Collected data
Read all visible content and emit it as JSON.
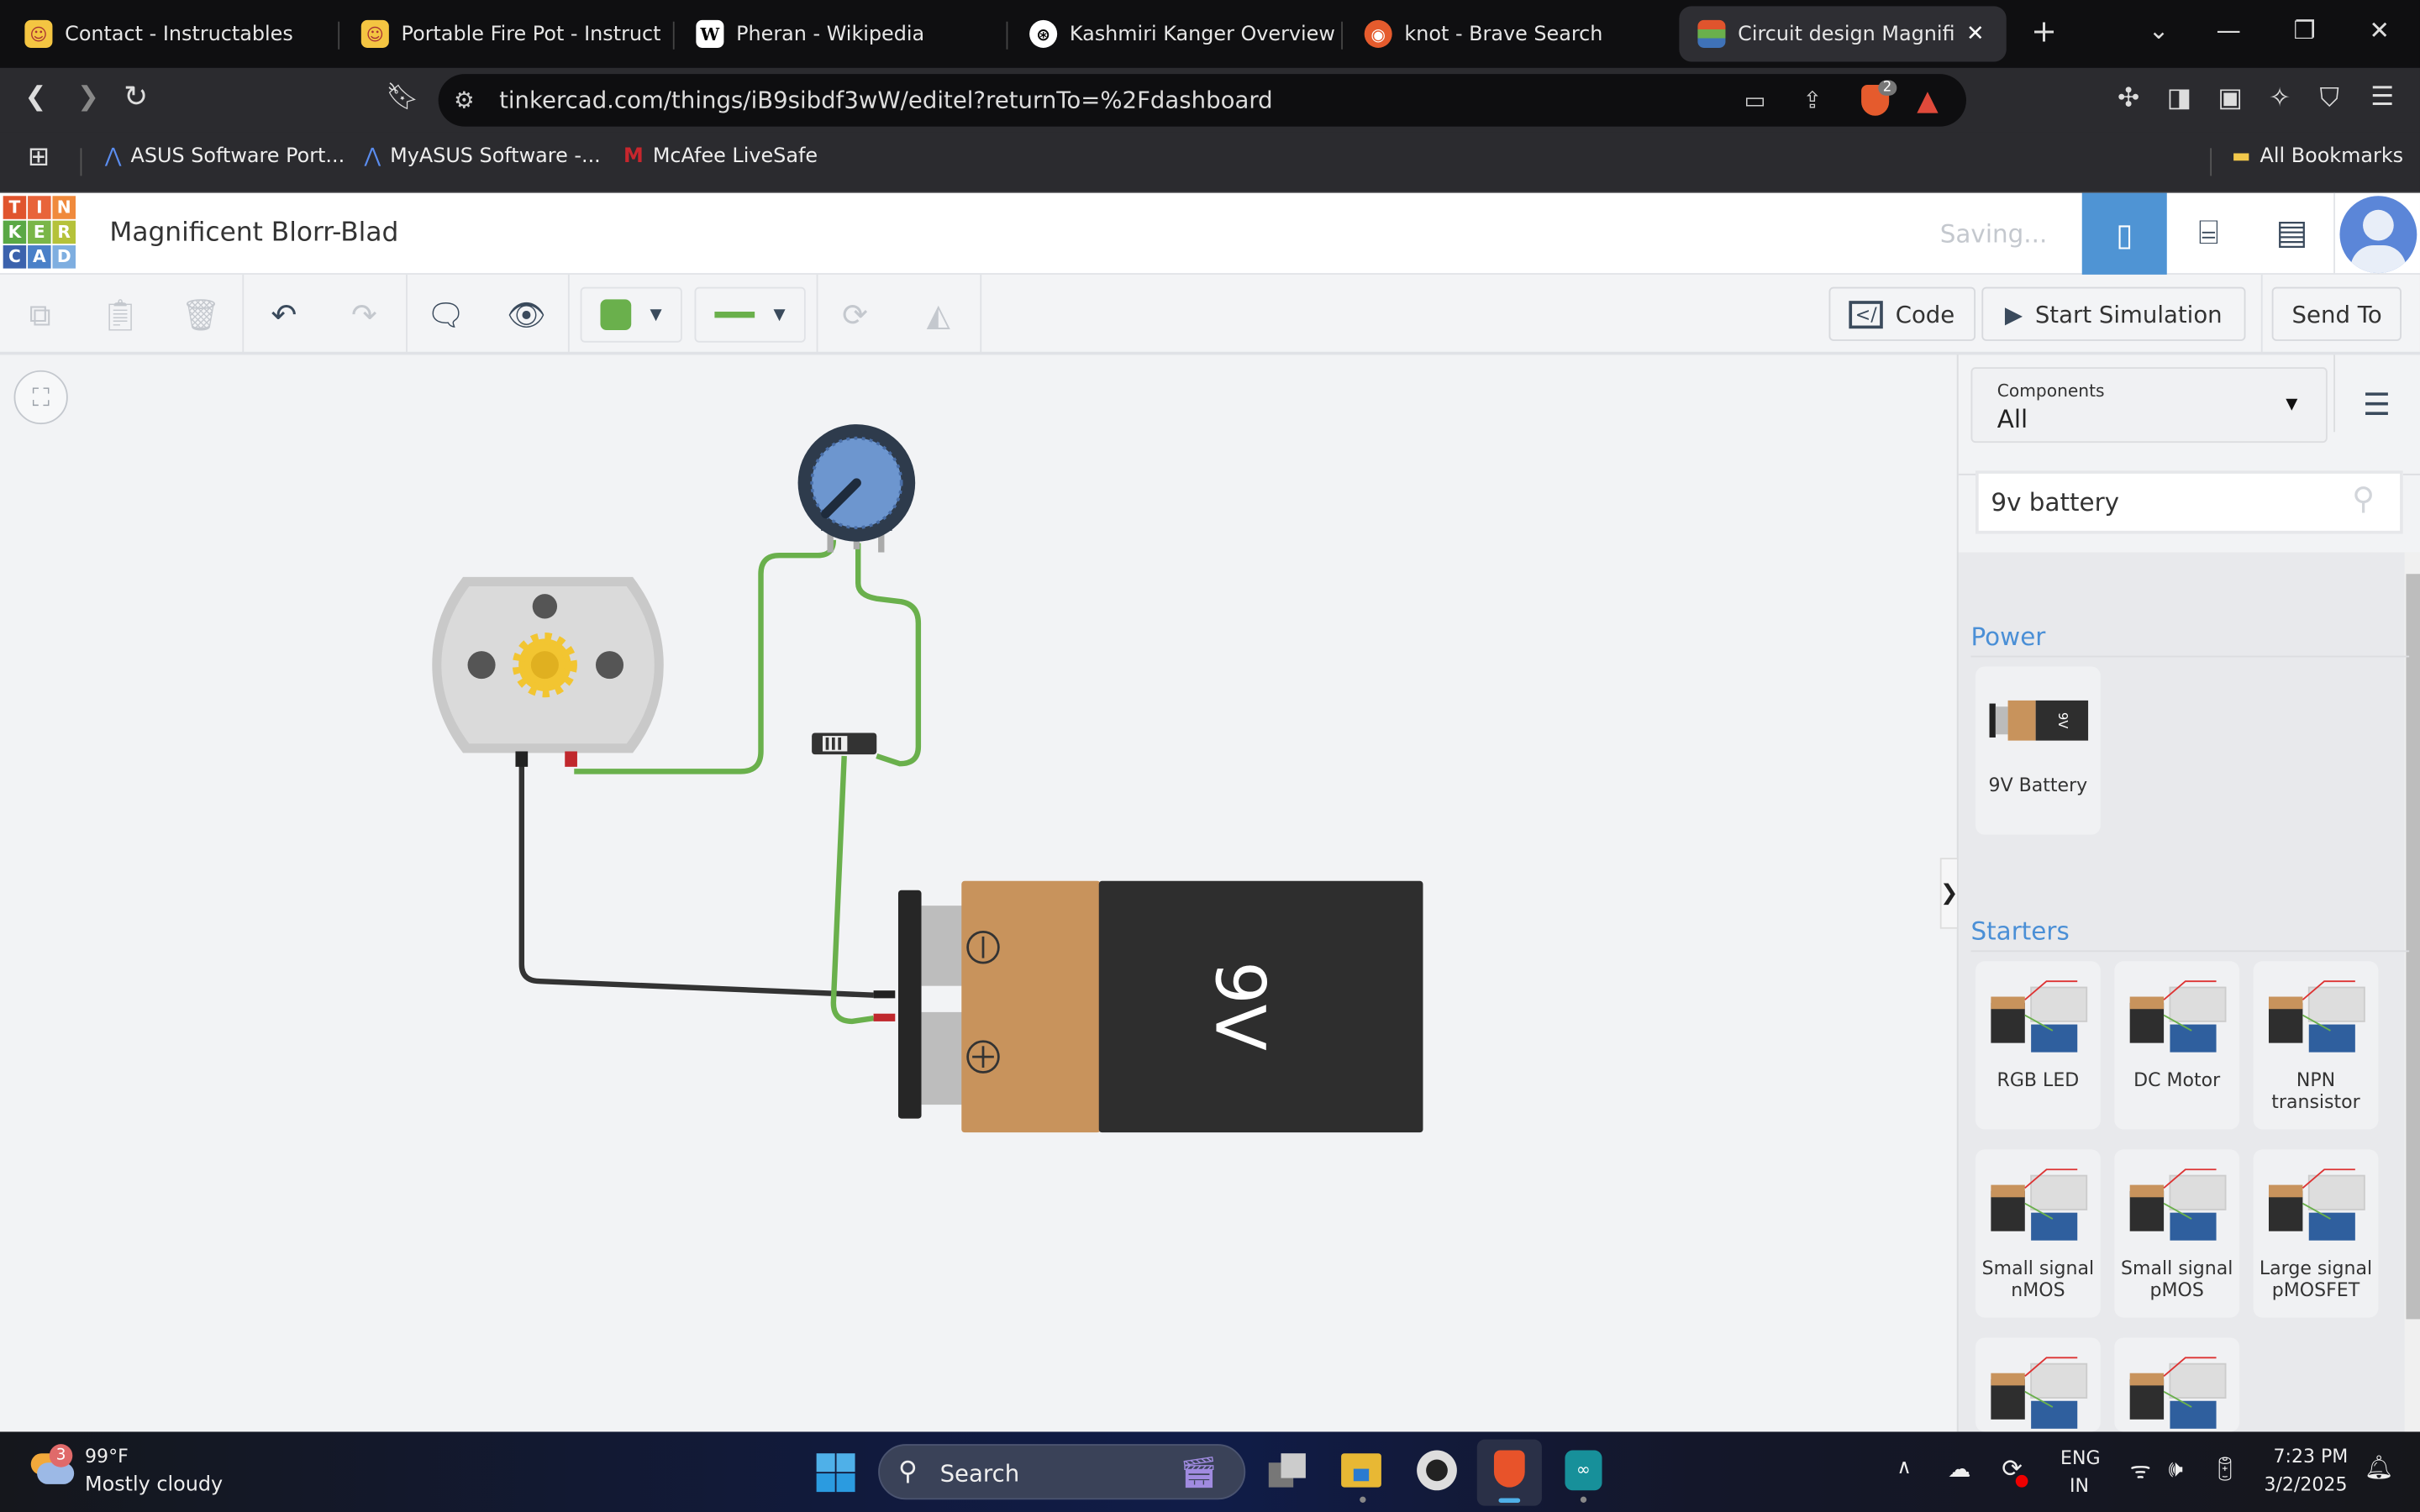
{
  "browser": {
    "tabs": [
      {
        "title": "Contact - Instructables",
        "icon": "instructables-icon"
      },
      {
        "title": "Portable Fire Pot - Instructab",
        "icon": "instructables-icon"
      },
      {
        "title": "Pheran - Wikipedia",
        "icon": "wikipedia-icon"
      },
      {
        "title": "Kashmiri Kanger Overview",
        "icon": "chatgpt-icon"
      },
      {
        "title": "knot - Brave Search",
        "icon": "brave-search-icon"
      },
      {
        "title": "Circuit design Magnifice",
        "icon": "tinkercad-icon",
        "active": true
      }
    ],
    "url": "tinkercad.com/things/iB9sibdf3wW/editel?returnTo=%2Fdashboard",
    "brave_badge": "2",
    "bookmarks": [
      {
        "label": "ASUS Software Port..."
      },
      {
        "label": "MyASUS Software -..."
      },
      {
        "label": "McAfee LiveSafe"
      }
    ],
    "all_bookmarks": "All Bookmarks"
  },
  "app": {
    "logo_letters": [
      "T",
      "I",
      "N",
      "K",
      "E",
      "R",
      "C",
      "A",
      "D"
    ],
    "title": "Magnificent Blorr-Blad",
    "status": "Saving...",
    "accent": "#4f94d4"
  },
  "toolbar": {
    "code": "Code",
    "start_simulation": "Start Simulation",
    "send_to": "Send To",
    "wire_color": "#6ab04c"
  },
  "circuit": {
    "battery_label": "9V"
  },
  "panel": {
    "components_label": "Components",
    "components_value": "All",
    "search_value": "9v battery",
    "sections": [
      {
        "title": "Power",
        "items": [
          {
            "label": "9V Battery"
          }
        ]
      },
      {
        "title": "Starters",
        "items": [
          {
            "label": "RGB LED"
          },
          {
            "label": "DC Motor"
          },
          {
            "label": "NPN transistor"
          },
          {
            "label": "Small signal nMOS"
          },
          {
            "label": "Small signal pMOS"
          },
          {
            "label": "Large signal pMOSFET"
          },
          {
            "label": ""
          },
          {
            "label": ""
          }
        ]
      }
    ]
  },
  "taskbar": {
    "weather_temp": "99°F",
    "weather_desc": "Mostly cloudy",
    "weather_badge": "3",
    "search": "Search",
    "lang1": "ENG",
    "lang2": "IN",
    "time": "7:23 PM",
    "date": "3/2/2025"
  }
}
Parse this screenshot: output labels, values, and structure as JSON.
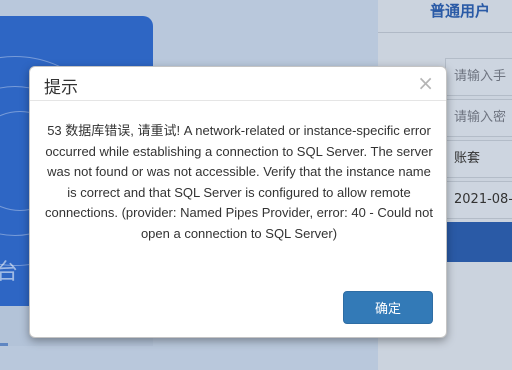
{
  "background": {
    "hero_text": "台",
    "login": {
      "title": "普通用户",
      "fields": [
        {
          "text": "请输入手",
          "kind": "placeholder"
        },
        {
          "text": "请输入密",
          "kind": "placeholder"
        },
        {
          "text": "账套",
          "kind": "value"
        },
        {
          "text": "2021-08-",
          "kind": "value"
        }
      ]
    }
  },
  "dialog": {
    "title": "提示",
    "close_glyph": "×",
    "message": "53 数据库错误, 请重试! A network-related or instance-specific error occurred while establishing a connection to SQL Server. The server was not found or was not accessible. Verify that the instance name is correct and that SQL Server is configured to allow remote connections. (provider: Named Pipes Provider, error: 40 - Could not open a connection to SQL Server)",
    "ok_label": "确定"
  },
  "colors": {
    "primary_button": "#337ab7",
    "hero_blue": "#2e66c4",
    "login_title": "#2a5aa6"
  }
}
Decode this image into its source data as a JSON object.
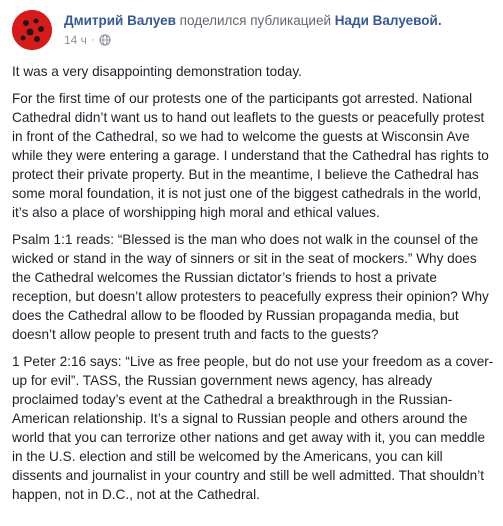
{
  "header": {
    "author": "Дмитрий Валуев",
    "shared_text": "поделился публикацией",
    "page_name": "Нади Валуевой.",
    "timestamp": "14 ч",
    "separator": "·",
    "privacy_icon": "globe-icon",
    "avatar_color": "#d91a1a"
  },
  "post": {
    "paragraphs": [
      "It was a very disappointing demonstration today.",
      "For the first time of our protests one of the participants got arrested. National Cathedral didn’t want us to hand out leaflets to the guests or peacefully protest in front of the Cathedral, so we had to welcome the guests at Wisconsin Ave while they were entering a garage. I understand that the Cathedral has rights to protect their private property. But in the meantime, I believe the Cathedral has some moral foundation, it is not just one of the biggest cathedrals in the world, it’s also a place of worshipping high moral and ethical values.",
      "Psalm 1:1 reads: “Blessed is the man who does not walk in the counsel of the wicked or stand in the way of sinners or sit in the seat of mockers.” Why does the Cathedral welcomes the Russian dictator’s friends to host a private reception, but doesn’t allow protesters to peacefully express their opinion? Why does the Cathedral allow to be flooded by Russian propaganda media, but doesn’t allow people to present truth and facts to the guests?",
      "1 Peter 2:16 says: “Live as free people, but do not use your freedom as a cover-up for evil”. TASS, the Russian government news agency, has already proclaimed today’s event at the Cathedral a breakthrough in the Russian-American relationship. It’s a signal to Russian people and others around the world that you can terrorize other nations and get away with it, you can meddle in the U.S. election and still be welcomed by the Americans, you can kill dissents and journalist in your country and still be well admitted. That shouldn’t happen, not in D.C., not at the Cathedral."
    ]
  }
}
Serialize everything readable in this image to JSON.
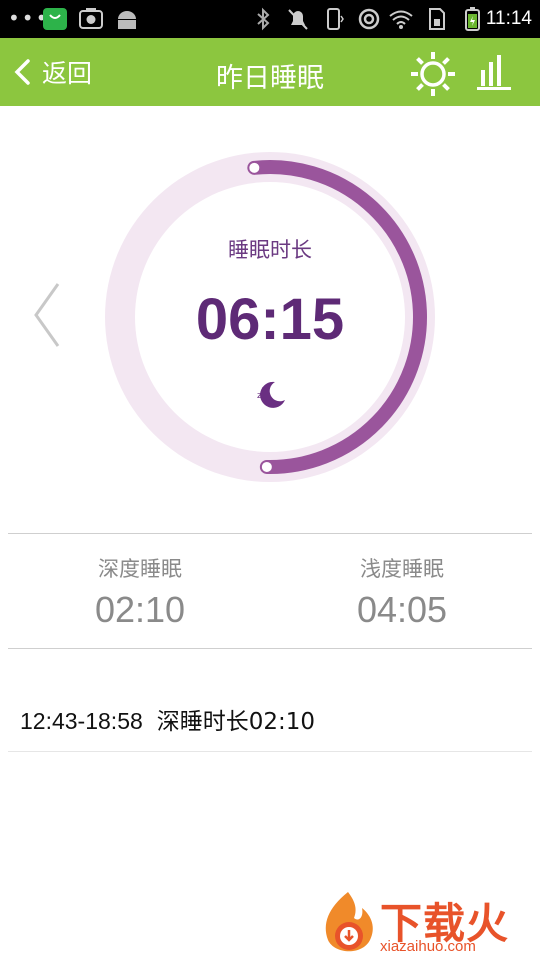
{
  "status_bar": {
    "dots": "•••",
    "time": "11:14"
  },
  "header": {
    "back_label": "返回",
    "title": "昨日睡眠"
  },
  "sleep": {
    "label": "睡眠时长",
    "total": "06:15",
    "progress_fraction": 0.52
  },
  "summary": {
    "deep_label": "深度睡眠",
    "deep_value": "02:10",
    "light_label": "浅度睡眠",
    "light_value": "04:05"
  },
  "records": [
    {
      "range": "12:43-18:58",
      "text": "深睡时长02:10"
    }
  ],
  "watermark": {
    "brand": "下载火",
    "site": "xiazaihuo.com"
  },
  "colors": {
    "header": "#8cc63f",
    "ring_track": "#f3e7f2",
    "ring_progress": "#9a559c",
    "value_text": "#5e2a76"
  }
}
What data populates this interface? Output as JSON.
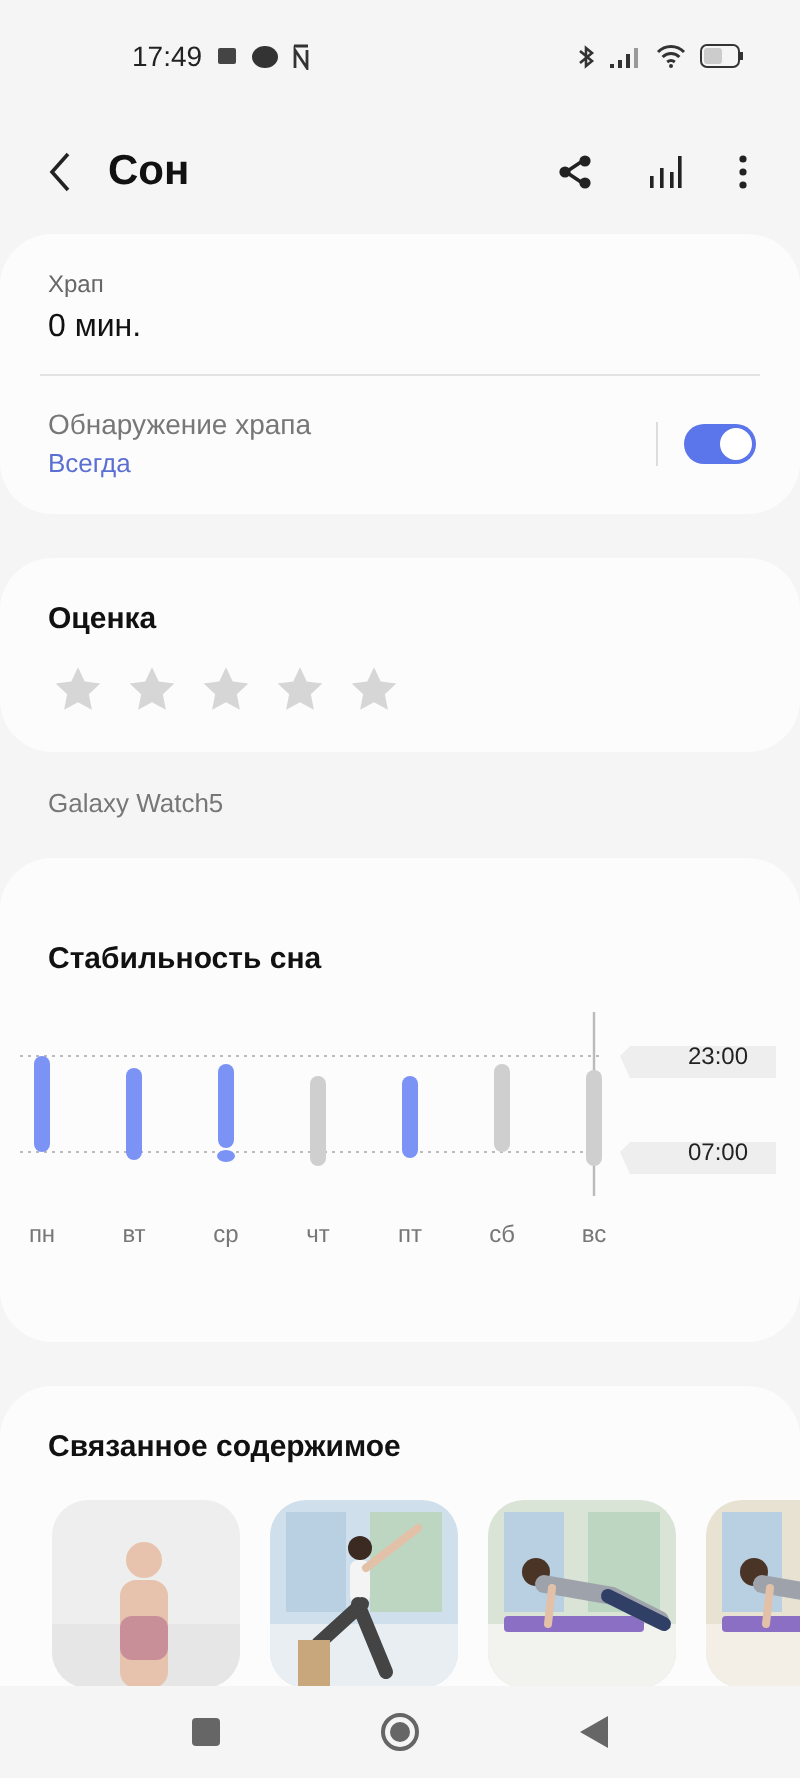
{
  "status_bar": {
    "time": "17:49"
  },
  "header": {
    "title": "Сон"
  },
  "snoring": {
    "label": "Храп",
    "value": "0 мин.",
    "detection_label": "Обнаружение храпа",
    "detection_value": "Всегда",
    "detection_on": true
  },
  "rating": {
    "title": "Оценка",
    "stars": 0
  },
  "device": "Galaxy Watch5",
  "stability": {
    "title": "Стабильность сна",
    "line_labels": [
      "23:00",
      "07:00"
    ],
    "days": [
      {
        "label": "пн",
        "color": "#7b93f4"
      },
      {
        "label": "вт",
        "color": "#7b93f4"
      },
      {
        "label": "ср",
        "color": "#7b93f4"
      },
      {
        "label": "чт",
        "color": "#cfcfcf"
      },
      {
        "label": "пт",
        "color": "#7b93f4"
      },
      {
        "label": "сб",
        "color": "#cfcfcf"
      },
      {
        "label": "вс",
        "color": "#cfcfcf"
      }
    ]
  },
  "related": {
    "title": "Связанное содержимое"
  }
}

_WRITTEN PROBLEM_
Exclude the pictures. Write out the remaining data exactly.

_WORKED SOLUTION_
Read all visible content and emit it as JSON.
{
  "browser": {
    "tabs": [
      {
        "title": "Contact - Instructables",
        "icon": "instructables-icon"
      },
      {
        "title": "Portable Fire Pot - Instructab",
        "icon": "instructables-icon"
      },
      {
        "title": "Pheran - Wikipedia",
        "icon": "wikipedia-icon"
      },
      {
        "title": "Kashmiri Kanger Overview",
        "icon": "chatgpt-icon"
      },
      {
        "title": "knot - Brave Search",
        "icon": "brave-search-icon"
      },
      {
        "title": "Circuit design Magnifice",
        "icon": "tinkercad-icon",
        "active": true
      }
    ],
    "url": "tinkercad.com/things/iB9sibdf3wW/editel?returnTo=%2Fdashboard",
    "brave_badge": "2",
    "bookmarks": [
      {
        "label": "ASUS Software Port..."
      },
      {
        "label": "MyASUS Software -..."
      },
      {
        "label": "McAfee LiveSafe"
      }
    ],
    "all_bookmarks": "All Bookmarks"
  },
  "app": {
    "logo_letters": [
      "T",
      "I",
      "N",
      "K",
      "E",
      "R",
      "C",
      "A",
      "D"
    ],
    "title": "Magnificent Blorr-Blad",
    "status": "Saving...",
    "accent": "#4f94d4"
  },
  "toolbar": {
    "code": "Code",
    "start_simulation": "Start Simulation",
    "send_to": "Send To",
    "wire_color": "#6ab04c"
  },
  "circuit": {
    "battery_label": "9V"
  },
  "panel": {
    "components_label": "Components",
    "components_value": "All",
    "search_value": "9v battery",
    "sections": [
      {
        "title": "Power",
        "items": [
          {
            "label": "9V Battery"
          }
        ]
      },
      {
        "title": "Starters",
        "items": [
          {
            "label": "RGB LED"
          },
          {
            "label": "DC Motor"
          },
          {
            "label": "NPN transistor"
          },
          {
            "label": "Small signal nMOS"
          },
          {
            "label": "Small signal pMOS"
          },
          {
            "label": "Large signal pMOSFET"
          },
          {
            "label": ""
          },
          {
            "label": ""
          }
        ]
      }
    ]
  },
  "taskbar": {
    "weather_temp": "99°F",
    "weather_desc": "Mostly cloudy",
    "weather_badge": "3",
    "search": "Search",
    "lang1": "ENG",
    "lang2": "IN",
    "time": "7:23 PM",
    "date": "3/2/2025"
  }
}
Parse this screenshot: output labels, values, and structure as JSON.
{
  "background": {
    "hero_text": "台",
    "login": {
      "title": "普通用户",
      "fields": [
        {
          "text": "请输入手",
          "kind": "placeholder"
        },
        {
          "text": "请输入密",
          "kind": "placeholder"
        },
        {
          "text": "账套",
          "kind": "value"
        },
        {
          "text": "2021-08-",
          "kind": "value"
        }
      ]
    }
  },
  "dialog": {
    "title": "提示",
    "close_glyph": "×",
    "message": "53 数据库错误, 请重试! A network-related or instance-specific error occurred while establishing a connection to SQL Server. The server was not found or was not accessible. Verify that the instance name is correct and that SQL Server is configured to allow remote connections. (provider: Named Pipes Provider, error: 40 - Could not open a connection to SQL Server)",
    "ok_label": "确定"
  },
  "colors": {
    "primary_button": "#337ab7",
    "hero_blue": "#2e66c4",
    "login_title": "#2a5aa6"
  }
}
Decode this image into its source data as a JSON object.
{
  "header": {
    "author": "Дмитрий Валуев",
    "shared_text": "поделился публикацией",
    "page_name": "Нади Валуевой.",
    "timestamp": "14 ч",
    "separator": "·",
    "privacy_icon": "globe-icon",
    "avatar_color": "#d91a1a"
  },
  "post": {
    "paragraphs": [
      "It was a very disappointing demonstration today.",
      "For the first time of our protests one of the participants got arrested. National Cathedral didn’t want us to hand out leaflets to the guests or peacefully protest in front of the Cathedral, so we had to welcome the guests at Wisconsin Ave while they were entering a garage. I understand that the Cathedral has rights to protect their private property. But in the meantime, I believe the Cathedral has some moral foundation, it is not just one of the biggest cathedrals in the world, it’s also a place of worshipping high moral and ethical values.",
      "Psalm 1:1 reads: “Blessed is the man who does not walk in the counsel of the wicked or stand in the way of sinners or sit in the seat of mockers.” Why does the Cathedral welcomes the Russian dictator’s friends to host a private reception, but doesn’t allow protesters to peacefully express their opinion? Why does the Cathedral allow to be flooded by Russian propaganda media, but doesn’t allow people to present truth and facts to the guests?",
      "1 Peter 2:16 says: “Live as free people, but do not use your freedom as a cover-up for evil”. TASS, the Russian government news agency, has already proclaimed today’s event at the Cathedral a breakthrough in the Russian-American relationship. It’s a signal to Russian people and others around the world that you can terrorize other nations and get away with it, you can meddle in the U.S. election and still be welcomed by the Americans, you can kill dissents and journalist in your country and still be well admitted. That shouldn’t happen, not in D.C., not at the Cathedral."
    ]
  }
}
Serialize everything readable in this image to JSON.
{
  "status_bar": {
    "dots": "•••",
    "time": "11:14"
  },
  "header": {
    "back_label": "返回",
    "title": "昨日睡眠"
  },
  "sleep": {
    "label": "睡眠时长",
    "total": "06:15",
    "progress_fraction": 0.52
  },
  "summary": {
    "deep_label": "深度睡眠",
    "deep_value": "02:10",
    "light_label": "浅度睡眠",
    "light_value": "04:05"
  },
  "records": [
    {
      "range": "12:43-18:58",
      "text": "深睡时长02:10"
    }
  ],
  "watermark": {
    "brand": "下载火",
    "site": "xiazaihuo.com"
  },
  "colors": {
    "header": "#8cc63f",
    "ring_track": "#f3e7f2",
    "ring_progress": "#9a559c",
    "value_text": "#5e2a76"
  }
}
What data populates this interface? Output as JSON.
{
  "status_bar": {
    "time": "17:49"
  },
  "header": {
    "title": "Сон"
  },
  "snoring": {
    "label": "Храп",
    "value": "0 мин.",
    "detection_label": "Обнаружение храпа",
    "detection_value": "Всегда",
    "detection_on": true
  },
  "rating": {
    "title": "Оценка",
    "stars": 0
  },
  "device": "Galaxy Watch5",
  "stability": {
    "title": "Стабильность сна",
    "line_labels": [
      "23:00",
      "07:00"
    ],
    "days": [
      {
        "label": "пн",
        "color": "#7b93f4"
      },
      {
        "label": "вт",
        "color": "#7b93f4"
      },
      {
        "label": "ср",
        "color": "#7b93f4"
      },
      {
        "label": "чт",
        "color": "#cfcfcf"
      },
      {
        "label": "пт",
        "color": "#7b93f4"
      },
      {
        "label": "сб",
        "color": "#cfcfcf"
      },
      {
        "label": "вс",
        "color": "#cfcfcf"
      }
    ]
  },
  "related": {
    "title": "Связанное содержимое"
  }
}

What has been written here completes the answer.